Item position entries:
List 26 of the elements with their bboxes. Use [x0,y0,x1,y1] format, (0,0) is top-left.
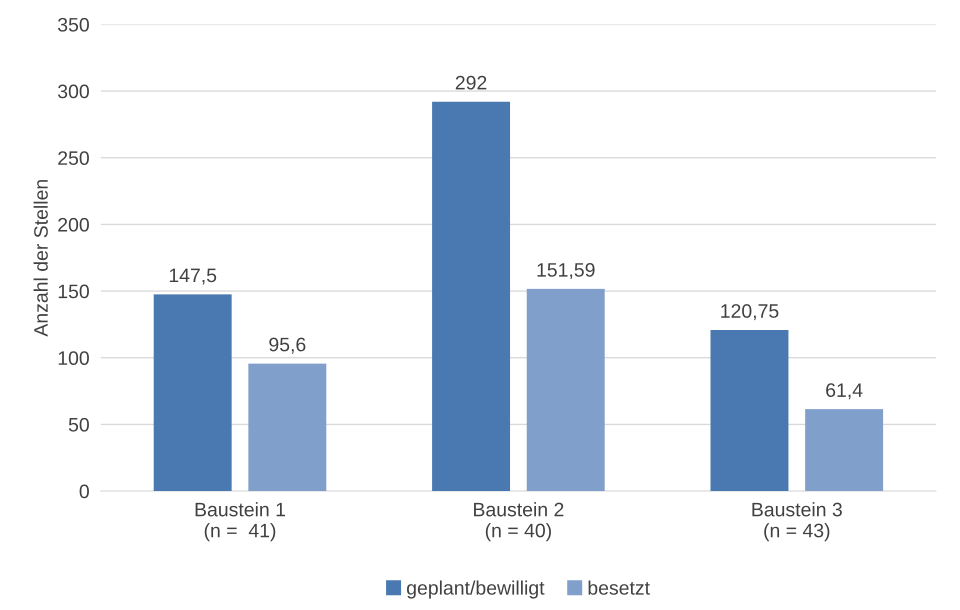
data-label: 147,5 [170,268,216,285]
data-label: 120,75 [721,304,778,320]
bar [805,409,884,492]
y-axis-title: Anzahl der Stellen [34,180,48,337]
legend-label: besetzt [588,580,650,595]
y-tick-label: 350 [58,18,89,32]
legend-label: geplant/bewilligt [407,580,544,599]
y-tick-label: 150 [58,284,89,298]
x-tick-label: Baustein 2 (n = 40) [474,502,564,542]
y-tick-label: 300 [58,84,89,98]
y-tick-label: 200 [58,218,89,232]
x-tick-label: Baustein 3 (n = 43) [752,502,842,542]
bar [248,364,326,492]
data-label: 61,4 [826,383,862,400]
bar [432,102,510,492]
bar [526,288,605,492]
x-tick-label: Baustein 1 (n = 41) [196,502,285,542]
bar [154,294,232,492]
y-tick-label: 250 [58,151,89,165]
bar [710,330,788,492]
data-label: 292 [456,76,486,90]
y-tick-label: 50 [68,418,89,432]
data-label: 95,6 [269,338,306,354]
y-tick-label: 100 [58,351,89,365]
data-label: 151,59 [537,262,595,280]
y-tick-label: 0 [80,484,89,498]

* **SET PROBLEM**
Arrange the rows as a numbered list, with blank lines left out, starting at the line that contains "data-label: 147,5 [170,268,216,285]" and stopping after the line that contains "bar [710,330,788,492]".

* **SOLUTION BELOW**
1. data-label: 147,5 [170,268,216,285]
2. data-label: 120,75 [721,304,778,320]
3. bar [805,409,884,492]
4. y-axis-title: Anzahl der Stellen [34,180,48,337]
5. legend-label: besetzt [588,580,650,595]
6. y-tick-label: 350 [58,18,89,32]
7. legend-label: geplant/bewilligt [407,580,544,599]
8. y-tick-label: 150 [58,284,89,298]
9. x-tick-label: Baustein 2 (n = 40) [474,502,564,542]
10. y-tick-label: 300 [58,84,89,98]
11. y-tick-label: 200 [58,218,89,232]
12. x-tick-label: Baustein 3 (n = 43) [752,502,842,542]
13. bar [248,364,326,492]
14. data-label: 61,4 [826,383,862,400]
15. bar [432,102,510,492]
16. bar [526,288,605,492]
17. x-tick-label: Baustein 1 (n = 41) [196,502,285,542]
18. bar [154,294,232,492]
19. y-tick-label: 250 [58,151,89,165]
20. bar [710,330,788,492]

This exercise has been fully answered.